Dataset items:
______________________________

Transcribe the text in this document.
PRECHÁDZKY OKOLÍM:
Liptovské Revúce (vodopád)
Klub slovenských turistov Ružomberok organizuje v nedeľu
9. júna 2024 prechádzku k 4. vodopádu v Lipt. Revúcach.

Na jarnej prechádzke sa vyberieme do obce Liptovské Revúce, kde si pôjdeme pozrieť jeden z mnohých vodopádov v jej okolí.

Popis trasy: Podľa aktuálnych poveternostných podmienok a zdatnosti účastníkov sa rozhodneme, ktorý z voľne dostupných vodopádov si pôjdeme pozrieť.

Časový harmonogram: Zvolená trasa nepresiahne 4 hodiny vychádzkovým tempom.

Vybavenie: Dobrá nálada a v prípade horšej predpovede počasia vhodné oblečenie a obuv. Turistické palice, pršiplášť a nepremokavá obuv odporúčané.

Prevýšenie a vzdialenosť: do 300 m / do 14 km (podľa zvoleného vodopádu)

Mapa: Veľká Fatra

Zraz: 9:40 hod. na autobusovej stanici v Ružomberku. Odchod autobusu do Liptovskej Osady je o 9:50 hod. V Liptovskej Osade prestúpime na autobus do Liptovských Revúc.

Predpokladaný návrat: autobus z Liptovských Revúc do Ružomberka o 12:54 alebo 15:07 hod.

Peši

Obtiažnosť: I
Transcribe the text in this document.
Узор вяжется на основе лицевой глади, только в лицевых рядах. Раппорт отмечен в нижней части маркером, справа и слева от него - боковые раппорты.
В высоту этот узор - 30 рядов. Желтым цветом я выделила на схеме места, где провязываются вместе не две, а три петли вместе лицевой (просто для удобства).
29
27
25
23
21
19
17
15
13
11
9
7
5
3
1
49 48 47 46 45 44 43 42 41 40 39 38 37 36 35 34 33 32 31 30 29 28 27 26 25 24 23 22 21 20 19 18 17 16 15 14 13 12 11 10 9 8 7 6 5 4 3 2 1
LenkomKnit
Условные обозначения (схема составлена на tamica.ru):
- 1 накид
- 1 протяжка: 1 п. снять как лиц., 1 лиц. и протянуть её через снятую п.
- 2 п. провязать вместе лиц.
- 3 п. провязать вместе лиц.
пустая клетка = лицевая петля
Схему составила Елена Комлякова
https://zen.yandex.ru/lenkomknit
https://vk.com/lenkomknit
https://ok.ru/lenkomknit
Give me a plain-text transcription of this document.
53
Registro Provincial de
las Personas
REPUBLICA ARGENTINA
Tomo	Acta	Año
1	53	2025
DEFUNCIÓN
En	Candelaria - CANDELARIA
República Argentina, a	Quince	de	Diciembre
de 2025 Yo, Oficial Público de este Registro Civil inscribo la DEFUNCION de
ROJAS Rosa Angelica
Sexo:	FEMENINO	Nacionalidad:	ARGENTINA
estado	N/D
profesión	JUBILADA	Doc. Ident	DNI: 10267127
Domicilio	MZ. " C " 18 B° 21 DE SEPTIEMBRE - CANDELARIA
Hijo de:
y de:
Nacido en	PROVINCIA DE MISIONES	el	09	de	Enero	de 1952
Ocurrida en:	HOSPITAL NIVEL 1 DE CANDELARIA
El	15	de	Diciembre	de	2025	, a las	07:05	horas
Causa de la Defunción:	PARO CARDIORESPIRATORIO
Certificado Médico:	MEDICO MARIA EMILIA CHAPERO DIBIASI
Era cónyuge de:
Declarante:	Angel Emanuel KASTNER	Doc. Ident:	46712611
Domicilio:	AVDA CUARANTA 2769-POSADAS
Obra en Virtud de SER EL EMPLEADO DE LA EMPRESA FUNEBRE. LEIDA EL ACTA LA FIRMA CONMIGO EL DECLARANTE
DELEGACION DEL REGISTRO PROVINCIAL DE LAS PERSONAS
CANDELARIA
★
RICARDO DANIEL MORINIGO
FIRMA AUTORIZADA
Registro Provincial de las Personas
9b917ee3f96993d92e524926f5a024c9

______________________________

Return only the number of lines in the preceding records that contain the string "Revúce".

▸ COMPLETE RESPONSE:
2